### Task instructions
Identify every line of the records that contains the word "assembly", and copy each of those lines.

### Excerpted data
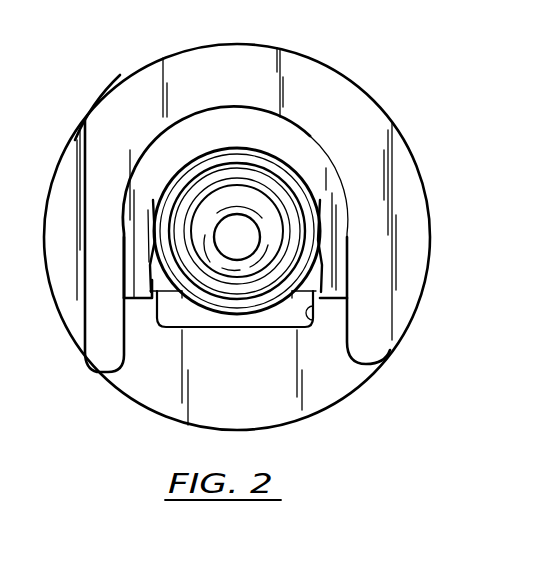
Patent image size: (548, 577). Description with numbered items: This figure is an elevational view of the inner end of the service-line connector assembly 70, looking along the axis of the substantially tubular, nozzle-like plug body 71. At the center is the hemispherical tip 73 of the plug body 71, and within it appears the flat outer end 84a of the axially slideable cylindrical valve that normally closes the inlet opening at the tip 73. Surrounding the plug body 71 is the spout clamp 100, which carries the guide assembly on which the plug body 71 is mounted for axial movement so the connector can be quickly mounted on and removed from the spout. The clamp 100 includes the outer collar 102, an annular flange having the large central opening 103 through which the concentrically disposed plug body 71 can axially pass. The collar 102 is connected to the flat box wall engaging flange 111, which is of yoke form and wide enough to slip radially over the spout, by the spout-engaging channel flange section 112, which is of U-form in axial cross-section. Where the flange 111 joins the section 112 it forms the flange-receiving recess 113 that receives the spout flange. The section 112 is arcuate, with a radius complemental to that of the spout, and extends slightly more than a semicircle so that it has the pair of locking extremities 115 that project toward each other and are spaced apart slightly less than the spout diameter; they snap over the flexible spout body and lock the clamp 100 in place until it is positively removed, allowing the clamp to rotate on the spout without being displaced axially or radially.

The service-line connector assembly 70 is at (410, 126).
The spout clamp 100 is at (113, 118).
The outer collar 102 is at (145, 384).
The box wall engaging flange 111 is at (410, 257).
The flange-receiving recess 113 is at (201, 138).
The spout-engaging channel flange section 112 is at (338, 216).
The central opening 103 is at (307, 313).
The locking extremities 115 is at (165, 278).
The plug body 71 is at (272, 168).
The tip 73 is at (238, 195).
The flat outer end 84a is at (237, 237).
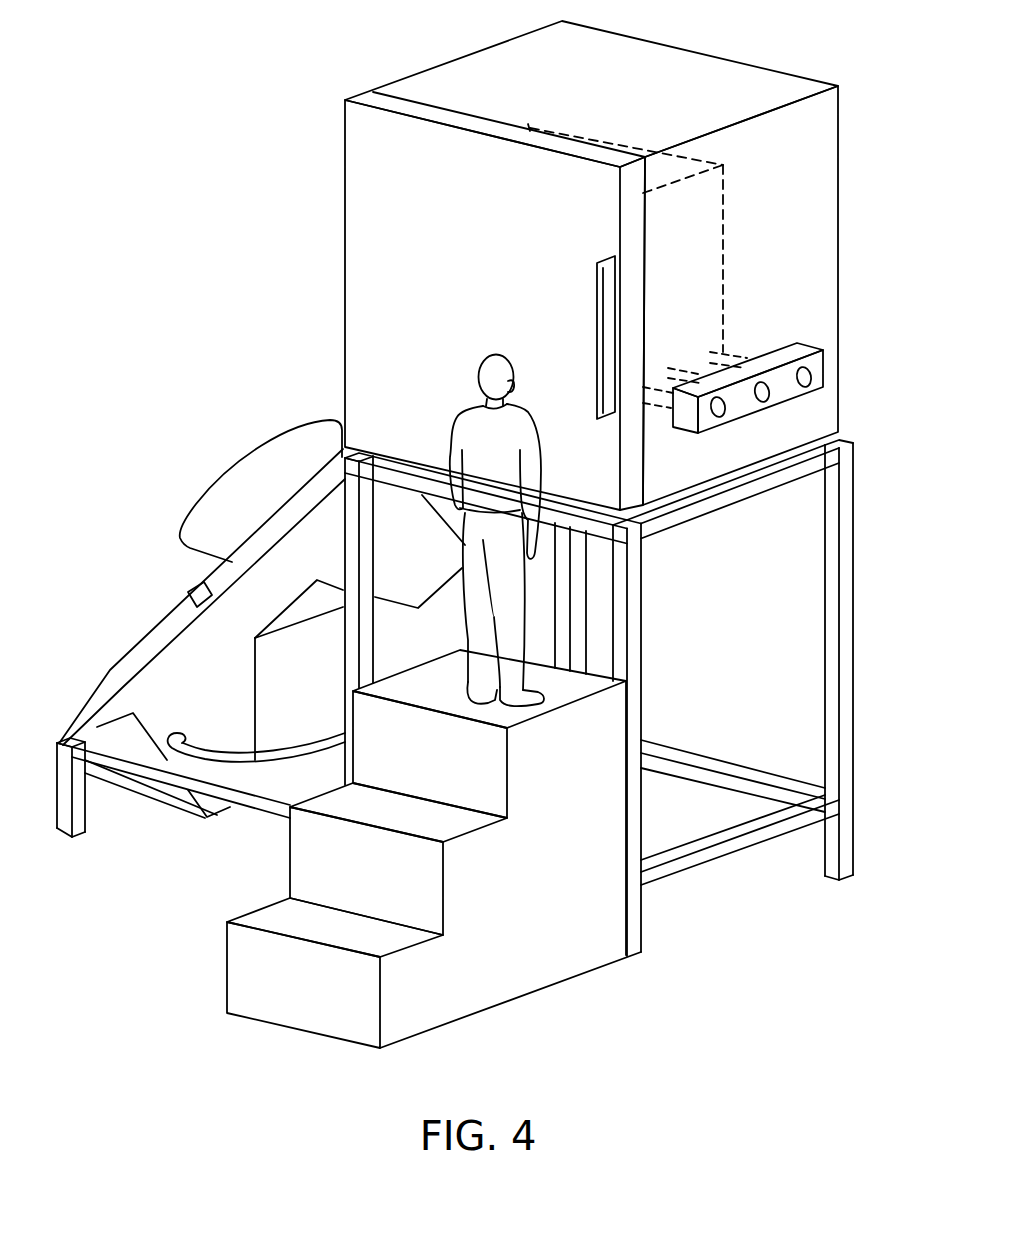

### Answer for the task
Patent image size: (548, 577). Description with numbered items: This figure is an elevational view of the inner end of the service-line connector assembly 70, looking along the axis of the substantially tubular, nozzle-like plug body 71. At the center is the hemispherical tip 73 of the plug body 71, and within it appears the flat outer end 84a of the axially slideable cylindrical valve that normally closes the inlet opening at the tip 73. Surrounding the plug body 71 is the spout clamp 100, which carries the guide assembly on which the plug body 71 is mounted for axial movement so the connector can be quickly mounted on and removed from the spout. The clamp 100 includes the outer collar 102, an annular flange having the large central opening 103 through which the concentrically disposed plug body 71 can axially pass. The collar 102 is connected to the flat box wall engaging flange 111, which is of yoke form and wide enough to slip radially over the spout, by the spout-engaging channel flange section 112, which is of U-form in axial cross-section. Where the flange 111 joins the section 112 it forms the flange-receiving recess 113 that receives the spout flange. The section 112 is arcuate, with a radius complemental to that of the spout, and extends slightly more than a semicircle so that it has the pair of locking extremities 115 that project toward each other and are spaced apart slightly less than the spout diameter; they snap over the flexible spout body and lock the clamp 100 in place until it is positively removed, allowing the clamp to rotate on the spout without being displaced axially or radially.
The service-line connector assembly 70 is at (410, 126).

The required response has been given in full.